__SHORT PROBLEM__.
Of the lines in the listing, how many include the string "الأردنية"? Write the number and nothing else.

__DATA SECTION__.
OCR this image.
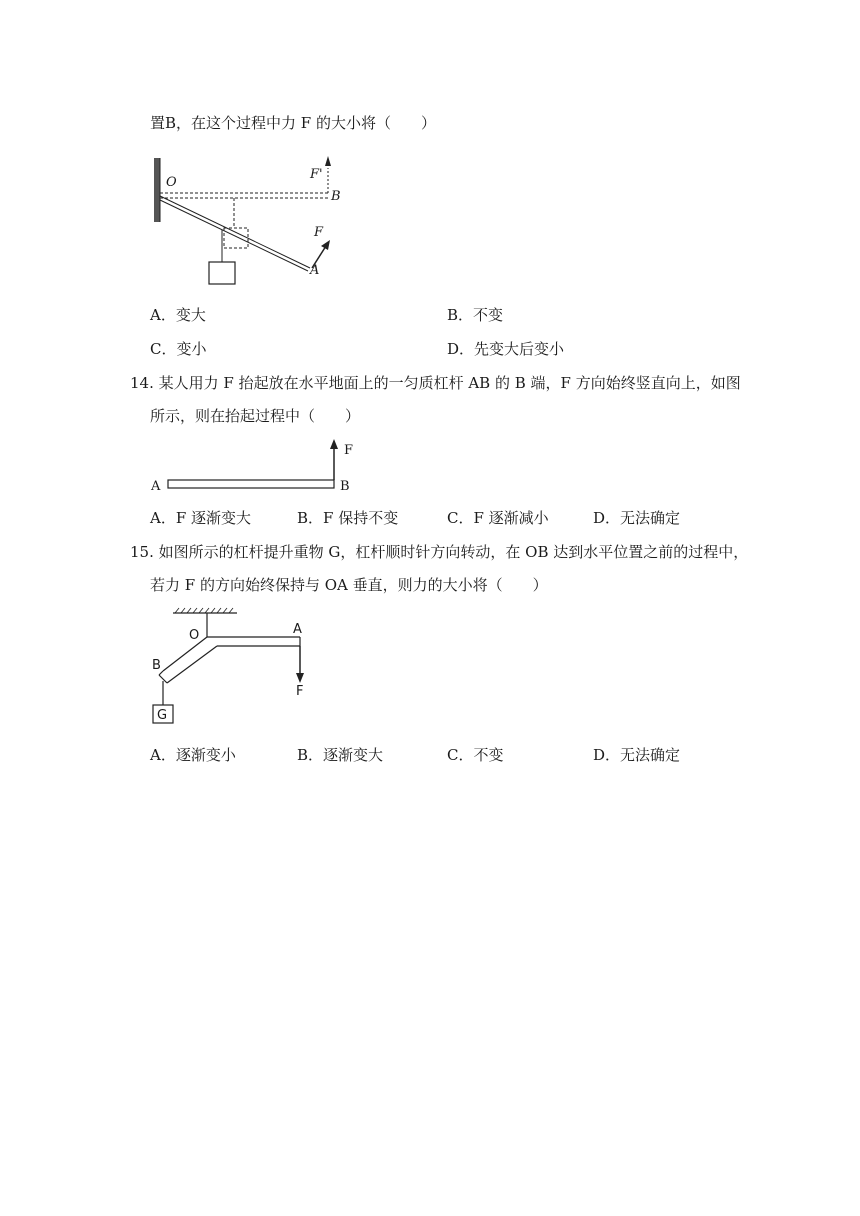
置B，在这个过程中力 F 的大小将（　　）
O
B
A
F
F'
A．变大	B．不变
C．变小	D．先变大后变小
14. 某人用力 F 抬起放在水平地面上的一匀质杠杆 AB 的 B 端，F 方向始终竖直向上，如图
所示，则在抬起过程中（　　）
A	B
F
A．F 逐渐变大	B．F 保持不变	C．F 逐渐减小	D．无法确定
15. 如图所示的杠杆提升重物 G，杠杆顺时针方向转动，在 OB 达到水平位置之前的过程中，
若力 F 的方向始终保持与 OA 垂直，则力的大小将（　　）
O	A
B
F
G
A．逐渐变小	B．逐渐变大	C．不变	D．无法确定
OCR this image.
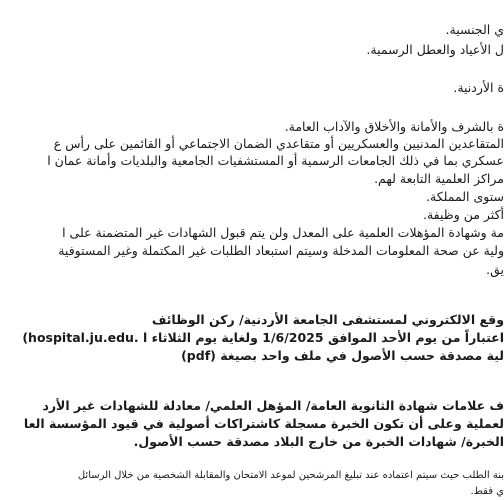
ي الجنسية.
ل الأعياد والعطل الرسمية.
ة الأردنية.
ة بالشرف والأمانة والأخلاق والآداب العامة.
المتقاعدين المدنيين والعسكريين أو متقاعدي الضمان الاجتماعي أو القائمين على رأس ع
عسكري بما في ذلك الجامعات الرسمية أو المستشفيات الجامعية والبلديات وأمانة عمان ا
مراكز العلمية التابعة لهم.
ستوى المملكة.
أكثر من وظيفة.
مة وشهادة المؤهلات العلمية على المعدل ولن يتم قبول الشهادات غير المتضمنة على ا
ولية عن صحة المعلومات المدخلة وسيتم استبعاد الطلبات غير المكتملة وغير المستوفية
يق.
وقع الالكتروني لمستشفى الجامعة الأردنية/ ركن الوظائف
(hospital.ju.edu. اعتباراً من يوم الأحد الموافق 1/6/2025 ولغاية يوم الثلاثاء ا
لية مصدقة حسب الأصول في ملف واحد بصيغة (pdf)
ف علامات شهادة الثانوية العامة/ المؤهل العلمي/ معادلة للشهادات غير الأرد
لعملية وعلى أن تكون الخبرة مسجلة كاشتراكات أصولية في قيود المؤسسة العا
الخبرة/ شهادات الخبرة من خارج البلاد مصدقة حسب الأصول.
بنة الطلب حيث سيتم اعتماده عند تبليغ المرشحين لموعد الامتحان والمقابلة الشخصية من خلال الرسائل
ي فقط.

__RESPONSE BELOW__.
2